▶ [THE PROBLEM]:
Pictures do not belong in the copy; quote every entry below exactly.

Saved entries
┌──

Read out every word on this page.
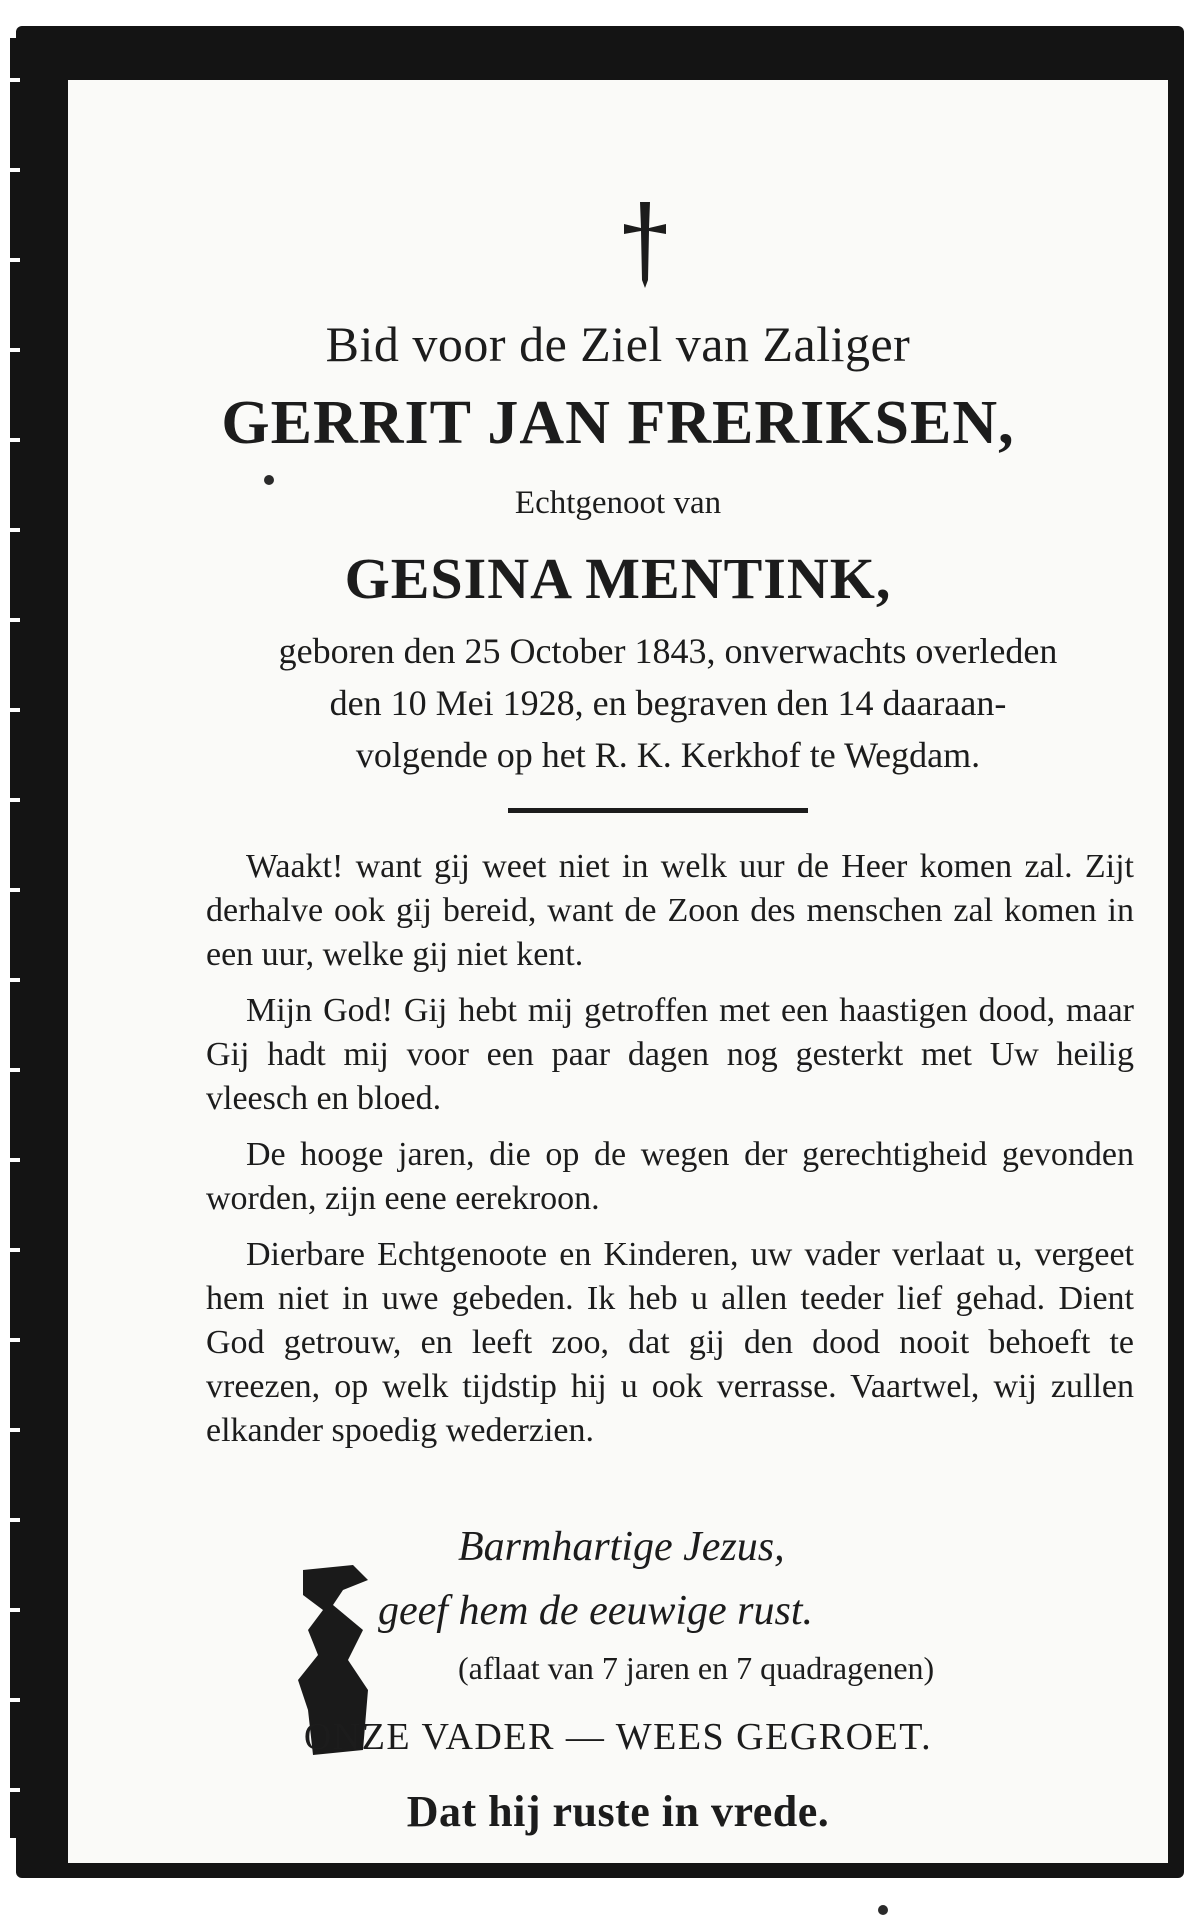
Bid voor de Ziel van Zaliger
GERRIT JAN FRERIKSEN,
Echtgenoot van
GESINA MENTINK,
geboren den 25 October 1843, onverwachts overleden
den 10 Mei 1928, en begraven den 14 daaraan-
volgende op het R. K. Kerkhof te Wegdam.

Waakt! want gij weet niet in welk uur de Heer komen zal. Zijt derhalve ook gij bereid, want de Zoon des menschen zal komen in een uur, welke gij niet kent.

Mijn God! Gij hebt mij getroffen met een haastigen dood, maar Gij hadt mij voor een paar dagen nog gesterkt met Uw heilig vleesch en bloed.

De hooge jaren, die op de wegen der gerechtigheid gevonden worden, zijn eene eerekroon.

Dierbare Echtgenoote en Kinderen, uw vader verlaat u, vergeet hem niet in uwe gebeden. Ik heb u allen teeder lief gehad. Dient God getrouw, en leeft zoo, dat gij den dood nooit behoeft te vreezen, op welk tijdstip hij u ook verrasse. Vaartwel, wij zullen elkander spoedig wederzien.

Barmhartige Jezus,
geef hem de eeuwige rust.
(aflaat van 7 jaren en 7 quadragenen)
ONZE VADER — WEES GEGROET.
Dat hij ruste in vrede.
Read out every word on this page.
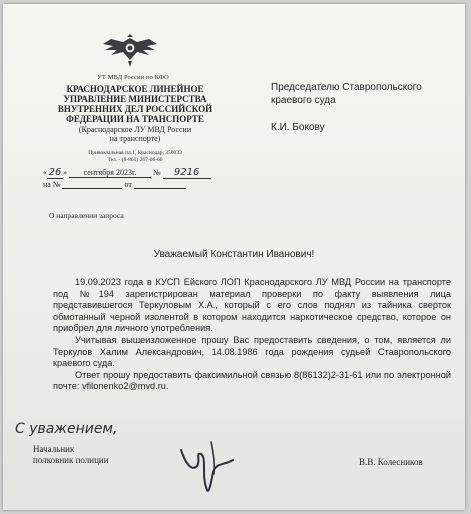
УТ МВД России по КФО
КРАСНОДАРСКОЕ ЛИНЕЙНОЕ
УПРАВЛЕНИЕ МИНИСТЕРСТВА
ВНУТРЕННИХ ДЕЛ РОССИЙСКОЙ
ФЕДЕРАЦИИ НА ТРАНСПОРТЕ
(Краснодарское ЛУ МВД России
на транспорте)
Привокзальная пл.1, Краснодар, 350033
Тел. - (8-861) 267-06-60
« 26 » сентября 2023г. № 9216
на №	от
О направлении запроса
Председателю Ставропольского
краевого суда
К.И. Бокову
Уважаемый Константин Иванович!

19.09.2023 года в КУСП Ейского ЛОП Краснодарского ЛУ МВД России на транспорте под №194 зарегистрирован материал проверки по факту выявления лица представившегося Теркуловым Х.А., который с его слов поднял из тайника сверток обмотанный черной изолентой в котором находится наркотическое средство, которое он приобрел для личного употребления.

Учитывая вышеизложенное прошу Вас предоставить сведения, о том, является ли Теркулов Халим Александрович, 14.08.1986 года рождения судьей Ставропольского краевого суда.

Ответ прошу предоставить факсимильной связью 8(86132)2-31-61 или по электронной почте: vfilonenko2@mvd.ru.

С уважением,
Начальник
полковник полиции	В.В. Колесников
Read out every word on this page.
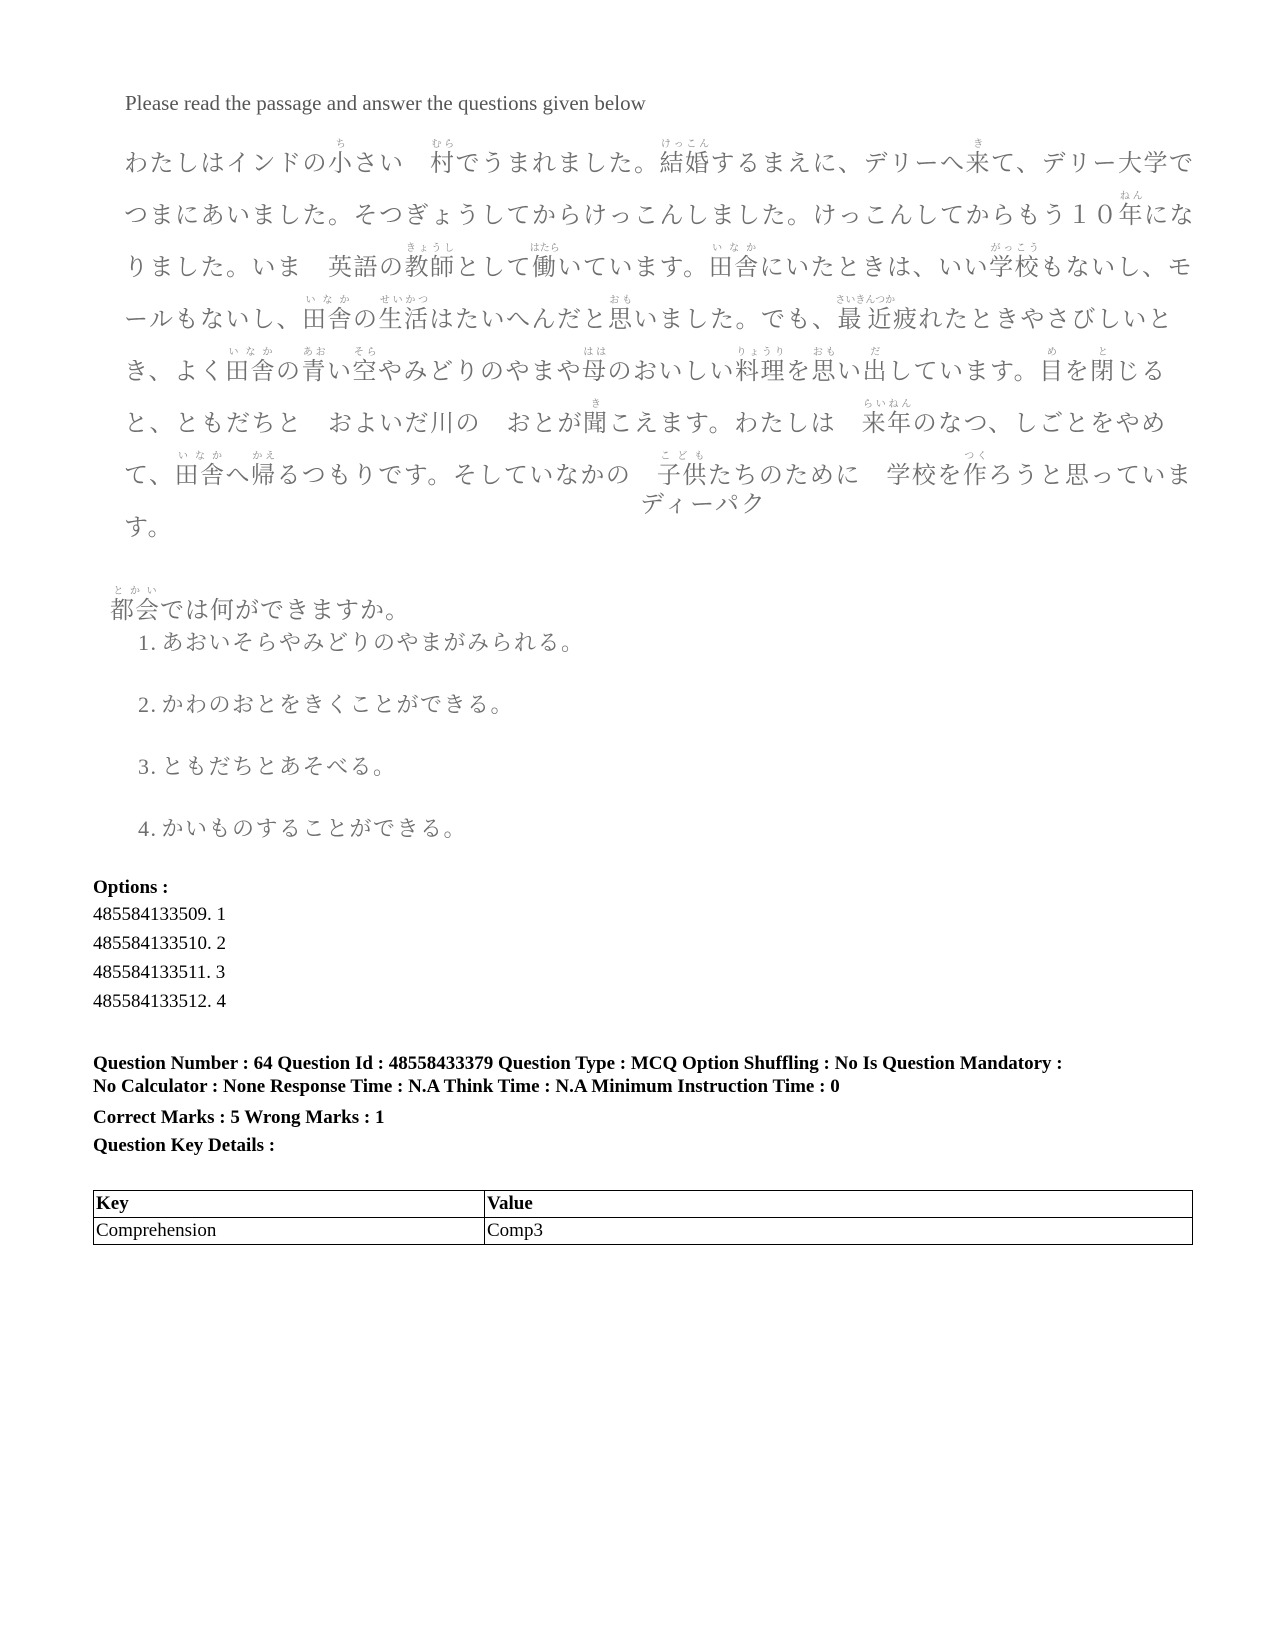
Please read the passage and answer the questions given below
わたしはインドの小ちさい　村むらでうまれました。結婚けっこんするまえに、デリーへ来きて、デリー大学で
つまにあいました。そつぎょうしてからけっこんしました。けっこんしてからもう１０年ねんにな
りました。いま　英語の教師きょうしとして働はたらいています。田舎いなかにいたときは、いい学校がっこうもないし、モ
ールもないし、田舎いなかの生活せいかつはたいへんだと思おもいました。でも、最近さいきんつか疲れたときやさびしいと
き、よく田舎いなかの青あおい空そらやみどりのやまや母ははのおいしい料理りょうりを思おもい出だしています。目めを閉とじる
と、ともだちと　およいだ川の　おとが聞きこえます。わたしは　来年らいねんのなつ、しごとをやめ
て、田舎いなかへ帰かえるつもりです。そしていなかの　子供こどもたちのために　学校を作つくろうと思っていま
す。
ディーパク
都会とかいでは何ができますか。
1. あおいそらやみどりのやまがみられる。
2. かわのおとをきくことができる。
3. ともだちとあそべる。
4. かいものすることができる。
Options :
485584133509. 1
485584133510. 2
485584133511. 3
485584133512. 4
Question Number : 64 Question Id : 48558433379 Question Type : MCQ Option Shuffling : No Is Question Mandatory :
No Calculator : None Response Time : N.A Think Time : N.A Minimum Instruction Time : 0
Correct Marks : 5 Wrong Marks : 1
Question Key Details :
Key	Value
Comprehension	Comp3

└──

▶ [WORKED SOLUTION]:
Read out every word on this page.
Bid voor de Ziel van Zaliger
GERRIT JAN FRERIKSEN,
Echtgenoot van
GESINA MENTINK,
geboren den 25 October 1843, onverwachts overleden
den 10 Mei 1928, en begraven den 14 daaraan-
volgende op het R. K. Kerkhof te Wegdam.

Waakt! want gij weet niet in welk uur de Heer komen zal. Zijt derhalve ook gij bereid, want de Zoon des menschen zal komen in een uur, welke gij niet kent.

Mijn God! Gij hebt mij getroffen met een haastigen dood, maar Gij hadt mij voor een paar dagen nog gesterkt met Uw heilig vleesch en bloed.

De hooge jaren, die op de wegen der gerechtigheid gevonden worden, zijn eene eerekroon.

Dierbare Echtgenoote en Kinderen, uw vader verlaat u, vergeet hem niet in uwe gebeden. Ik heb u allen teeder lief gehad. Dient God getrouw, en leeft zoo, dat gij den dood nooit behoeft te vreezen, op welk tijdstip hij u ook verrasse. Vaartwel, wij zullen elkander spoedig wederzien.

Barmhartige Jezus,
geef hem de eeuwige rust.
(aflaat van 7 jaren en 7 quadragenen)
ONZE VADER — WEES GEGROET.
Dat hij ruste in vrede.
Read out every word on this page.
УТ МВД России по КФО
КРАСНОДАРСКОЕ ЛИНЕЙНОЕ
УПРАВЛЕНИЕ МИНИСТЕРСТВА
ВНУТРЕННИХ ДЕЛ РОССИЙСКОЙ
ФЕДЕРАЦИИ НА ТРАНСПОРТЕ
(Краснодарское ЛУ МВД России
на транспорте)
Привокзальная пл.1, Краснодар, 350033
Тел. - (8-861) 267-06-60
« 26 » сентября 2023г. № 9216
на №	от
О направлении запроса
Председателю Ставропольского
краевого суда
К.И. Бокову
Уважаемый Константин Иванович!

19.09.2023 года в КУСП Ейского ЛОП Краснодарского ЛУ МВД России на транспорте под №194 зарегистрирован материал проверки по факту выявления лица представившегося Теркуловым Х.А., который с его слов поднял из тайника сверток обмотанный черной изолентой в котором находится наркотическое средство, которое он приобрел для личного употребления.

Учитывая вышеизложенное прошу Вас предоставить сведения, о том, является ли Теркулов Халим Александрович, 14.08.1986 года рождения судьей Ставропольского краевого суда.

Ответ прошу предоставить факсимильной связью 8(86132)2-31-61 или по электронной почте: vfilonenko2@mvd.ru.

С уважением,
Начальник
полковник полиции	В.В. Колесников
Read out every word on this page.
Please read the passage and answer the questions given below
わたしはインドの小ちさい　村むらでうまれました。結婚けっこんするまえに、デリーへ来きて、デリー大学で
つまにあいました。そつぎょうしてからけっこんしました。けっこんしてからもう１０年ねんにな
りました。いま　英語の教師きょうしとして働はたらいています。田舎いなかにいたときは、いい学校がっこうもないし、モ
ールもないし、田舎いなかの生活せいかつはたいへんだと思おもいました。でも、最近さいきんつか疲れたときやさびしいと
き、よく田舎いなかの青あおい空そらやみどりのやまや母ははのおいしい料理りょうりを思おもい出だしています。目めを閉とじる
と、ともだちと　およいだ川の　おとが聞きこえます。わたしは　来年らいねんのなつ、しごとをやめ
て、田舎いなかへ帰かえるつもりです。そしていなかの　子供こどもたちのために　学校を作つくろうと思っていま
す。
ディーパク
都会とかいでは何ができますか。
1. あおいそらやみどりのやまがみられる。
2. かわのおとをきくことができる。
3. ともだちとあそべる。
4. かいものすることができる。
Options :
485584133509. 1
485584133510. 2
485584133511. 3
485584133512. 4
Question Number : 64 Question Id : 48558433379 Question Type : MCQ Option Shuffling : No Is Question Mandatory :
No Calculator : None Response Time : N.A Think Time : N.A Minimum Instruction Time : 0
Correct Marks : 5 Wrong Marks : 1
Question Key Details :
Key	Value
Comprehension	Comp3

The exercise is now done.